[Extracted records]
########

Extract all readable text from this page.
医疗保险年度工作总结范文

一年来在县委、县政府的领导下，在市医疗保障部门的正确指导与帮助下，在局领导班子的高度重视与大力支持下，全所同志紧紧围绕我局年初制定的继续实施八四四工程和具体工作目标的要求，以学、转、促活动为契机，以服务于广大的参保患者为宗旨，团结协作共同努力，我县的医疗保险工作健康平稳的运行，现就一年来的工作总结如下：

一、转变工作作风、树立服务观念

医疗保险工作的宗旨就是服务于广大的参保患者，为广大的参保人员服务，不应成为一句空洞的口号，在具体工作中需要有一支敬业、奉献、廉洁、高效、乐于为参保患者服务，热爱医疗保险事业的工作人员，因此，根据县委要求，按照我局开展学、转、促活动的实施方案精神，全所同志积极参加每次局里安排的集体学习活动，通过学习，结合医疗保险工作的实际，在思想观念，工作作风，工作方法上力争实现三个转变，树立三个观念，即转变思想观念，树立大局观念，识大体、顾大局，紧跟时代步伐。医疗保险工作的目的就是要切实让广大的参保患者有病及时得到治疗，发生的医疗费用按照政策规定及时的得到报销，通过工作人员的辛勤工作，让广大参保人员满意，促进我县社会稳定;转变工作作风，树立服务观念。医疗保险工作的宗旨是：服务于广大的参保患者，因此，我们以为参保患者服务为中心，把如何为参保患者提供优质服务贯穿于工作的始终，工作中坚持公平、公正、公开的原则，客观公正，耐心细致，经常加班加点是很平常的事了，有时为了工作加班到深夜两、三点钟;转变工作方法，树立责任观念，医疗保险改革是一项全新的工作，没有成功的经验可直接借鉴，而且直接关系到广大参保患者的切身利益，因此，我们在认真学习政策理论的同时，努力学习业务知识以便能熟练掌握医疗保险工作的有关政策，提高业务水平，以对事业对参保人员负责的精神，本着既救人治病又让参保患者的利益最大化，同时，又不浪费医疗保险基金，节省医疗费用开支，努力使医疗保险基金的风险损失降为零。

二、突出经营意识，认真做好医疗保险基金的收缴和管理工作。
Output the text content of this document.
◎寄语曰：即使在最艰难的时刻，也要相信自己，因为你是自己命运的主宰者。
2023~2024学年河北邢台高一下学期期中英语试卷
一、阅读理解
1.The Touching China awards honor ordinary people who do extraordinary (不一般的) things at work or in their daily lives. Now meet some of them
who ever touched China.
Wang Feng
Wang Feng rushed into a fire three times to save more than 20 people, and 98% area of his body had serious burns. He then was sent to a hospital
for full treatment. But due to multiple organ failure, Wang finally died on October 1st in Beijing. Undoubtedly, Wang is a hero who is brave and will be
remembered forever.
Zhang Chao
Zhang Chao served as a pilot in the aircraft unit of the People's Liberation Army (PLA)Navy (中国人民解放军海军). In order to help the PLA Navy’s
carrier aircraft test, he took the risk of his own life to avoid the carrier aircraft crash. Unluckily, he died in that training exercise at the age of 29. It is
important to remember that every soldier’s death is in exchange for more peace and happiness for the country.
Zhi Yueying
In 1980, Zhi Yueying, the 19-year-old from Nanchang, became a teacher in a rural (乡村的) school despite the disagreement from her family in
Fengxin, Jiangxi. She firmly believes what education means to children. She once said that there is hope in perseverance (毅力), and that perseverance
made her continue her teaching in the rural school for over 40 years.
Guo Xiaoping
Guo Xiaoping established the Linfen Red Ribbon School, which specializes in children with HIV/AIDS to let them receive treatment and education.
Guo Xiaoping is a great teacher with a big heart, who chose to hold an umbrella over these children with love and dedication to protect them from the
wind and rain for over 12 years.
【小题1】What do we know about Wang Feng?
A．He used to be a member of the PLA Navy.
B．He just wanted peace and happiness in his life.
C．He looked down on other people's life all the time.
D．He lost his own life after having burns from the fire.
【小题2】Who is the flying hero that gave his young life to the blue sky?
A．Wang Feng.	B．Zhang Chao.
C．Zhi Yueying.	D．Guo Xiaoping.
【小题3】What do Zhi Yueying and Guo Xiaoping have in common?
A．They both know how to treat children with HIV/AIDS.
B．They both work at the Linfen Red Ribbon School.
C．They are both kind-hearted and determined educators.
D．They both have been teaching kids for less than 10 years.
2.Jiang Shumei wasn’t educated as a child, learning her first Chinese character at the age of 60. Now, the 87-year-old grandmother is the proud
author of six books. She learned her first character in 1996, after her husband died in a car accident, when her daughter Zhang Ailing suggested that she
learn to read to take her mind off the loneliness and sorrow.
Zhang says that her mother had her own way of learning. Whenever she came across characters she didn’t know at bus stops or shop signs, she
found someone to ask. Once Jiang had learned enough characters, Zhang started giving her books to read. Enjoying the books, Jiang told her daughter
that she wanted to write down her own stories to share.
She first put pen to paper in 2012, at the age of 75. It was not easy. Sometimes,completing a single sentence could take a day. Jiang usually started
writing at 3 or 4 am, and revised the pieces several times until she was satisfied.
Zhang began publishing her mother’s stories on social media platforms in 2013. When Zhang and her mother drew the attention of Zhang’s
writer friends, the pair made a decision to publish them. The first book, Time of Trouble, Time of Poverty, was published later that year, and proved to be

########

**The task:** Extract all of the material exactly as it is written.

**Output:**
Extract all readable text from this page.
医疗保险年度工作总结范文

一年来在县委、县政府的领导下，在市医疗保障部门的正确指导与帮助下，在局领导班子的高度重视与大力支持下，全所同志紧紧围绕我局年初制定的继续实施八四四工程和具体工作目标的要求，以学、转、促活动为契机，以服务于广大的参保患者为宗旨，团结协作共同努力，我县的医疗保险工作健康平稳的运行，现就一年来的工作总结如下：

一、转变工作作风、树立服务观念

医疗保险工作的宗旨就是服务于广大的参保患者，为广大的参保人员服务，不应成为一句空洞的口号，在具体工作中需要有一支敬业、奉献、廉洁、高效、乐于为参保患者服务，热爱医疗保险事业的工作人员，因此，根据县委要求，按照我局开展学、转、促活动的实施方案精神，全所同志积极参加每次局里安排的集体学习活动，通过学习，结合医疗保险工作的实际，在思想观念，工作作风，工作方法上力争实现三个转变，树立三个观念，即转变思想观念，树立大局观念，识大体、顾大局，紧跟时代步伐。医疗保险工作的目的就是要切实让广大的参保患者有病及时得到治疗，发生的医疗费用按照政策规定及时的得到报销，通过工作人员的辛勤工作，让广大参保人员满意，促进我县社会稳定;转变工作作风，树立服务观念。医疗保险工作的宗旨是：服务于广大的参保患者，因此，我们以为参保患者服务为中心，把如何为参保患者提供优质服务贯穿于工作的始终，工作中坚持公平、公正、公开的原则，客观公正，耐心细致，经常加班加点是很平常的事了，有时为了工作加班到深夜两、三点钟;转变工作方法，树立责任观念，医疗保险改革是一项全新的工作，没有成功的经验可直接借鉴，而且直接关系到广大参保患者的切身利益，因此，我们在认真学习政策理论的同时，努力学习业务知识以便能熟练掌握医疗保险工作的有关政策，提高业务水平，以对事业对参保人员负责的精神，本着既救人治病又让参保患者的利益最大化，同时，又不浪费医疗保险基金，节省医疗费用开支，努力使医疗保险基金的风险损失降为零。

二、突出经营意识，认真做好医疗保险基金的收缴和管理工作。
Output the text content of this document.
◎寄语曰：即使在最艰难的时刻，也要相信自己，因为你是自己命运的主宰者。
2023~2024学年河北邢台高一下学期期中英语试卷
一、阅读理解
1.The Touching China awards honor ordinary people who do extraordinary (不一般的) things at work or in their daily lives. Now meet some of them
who ever touched China.
Wang Feng
Wang Feng rushed into a fire three times to save more than 20 people, and 98% area of his body had serious burns. He then was sent to a hospital
for full treatment. But due to multiple organ failure, Wang finally died on October 1st in Beijing. Undoubtedly, Wang is a hero who is brave and will be
remembered forever.
Zhang Chao
Zhang Chao served as a pilot in the aircraft unit of the People's Liberation Army (PLA)Navy (中国人民解放军海军). In order to help the PLA Navy’s
carrier aircraft test, he took the risk of his own life to avoid the carrier aircraft crash. Unluckily, he died in that training exercise at the age of 29. It is
important to remember that every soldier’s death is in exchange for more peace and happiness for the country.
Zhi Yueying
In 1980, Zhi Yueying, the 19-year-old from Nanchang, became a teacher in a rural (乡村的) school despite the disagreement from her family in
Fengxin, Jiangxi. She firmly believes what education means to children. She once said that there is hope in perseverance (毅力), and that perseverance
made her continue her teaching in the rural school for over 40 years.
Guo Xiaoping
Guo Xiaoping established the Linfen Red Ribbon School, which specializes in children with HIV/AIDS to let them receive treatment and education.
Guo Xiaoping is a great teacher with a big heart, who chose to hold an umbrella over these children with love and dedication to protect them from the
wind and rain for over 12 years.
【小题1】What do we know about Wang Feng?
A．He used to be a member of the PLA Navy.
B．He just wanted peace and happiness in his life.
C．He looked down on other people's life all the time.
D．He lost his own life after having burns from the fire.
【小题2】Who is the flying hero that gave his young life to the blue sky?
A．Wang Feng.	B．Zhang Chao.
C．Zhi Yueying.	D．Guo Xiaoping.
【小题3】What do Zhi Yueying and Guo Xiaoping have in common?
A．They both know how to treat children with HIV/AIDS.
B．They both work at the Linfen Red Ribbon School.
C．They are both kind-hearted and determined educators.
D．They both have been teaching kids for less than 10 years.
2.Jiang Shumei wasn’t educated as a child, learning her first Chinese character at the age of 60. Now, the 87-year-old grandmother is the proud
author of six books. She learned her first character in 1996, after her husband died in a car accident, when her daughter Zhang Ailing suggested that she
learn to read to take her mind off the loneliness and sorrow.
Zhang says that her mother had her own way of learning. Whenever she came across characters she didn’t know at bus stops or shop signs, she
found someone to ask. Once Jiang had learned enough characters, Zhang started giving her books to read. Enjoying the books, Jiang told her daughter
that she wanted to write down her own stories to share.
She first put pen to paper in 2012, at the age of 75. It was not easy. Sometimes,completing a single sentence could take a day. Jiang usually started
writing at 3 or 4 am, and revised the pieces several times until she was satisfied.
Zhang began publishing her mother’s stories on social media platforms in 2013. When Zhang and her mother drew the attention of Zhang’s
writer friends, the pair made a decision to publish them. The first book, Time of Trouble, Time of Poverty, was published later that year, and proved to be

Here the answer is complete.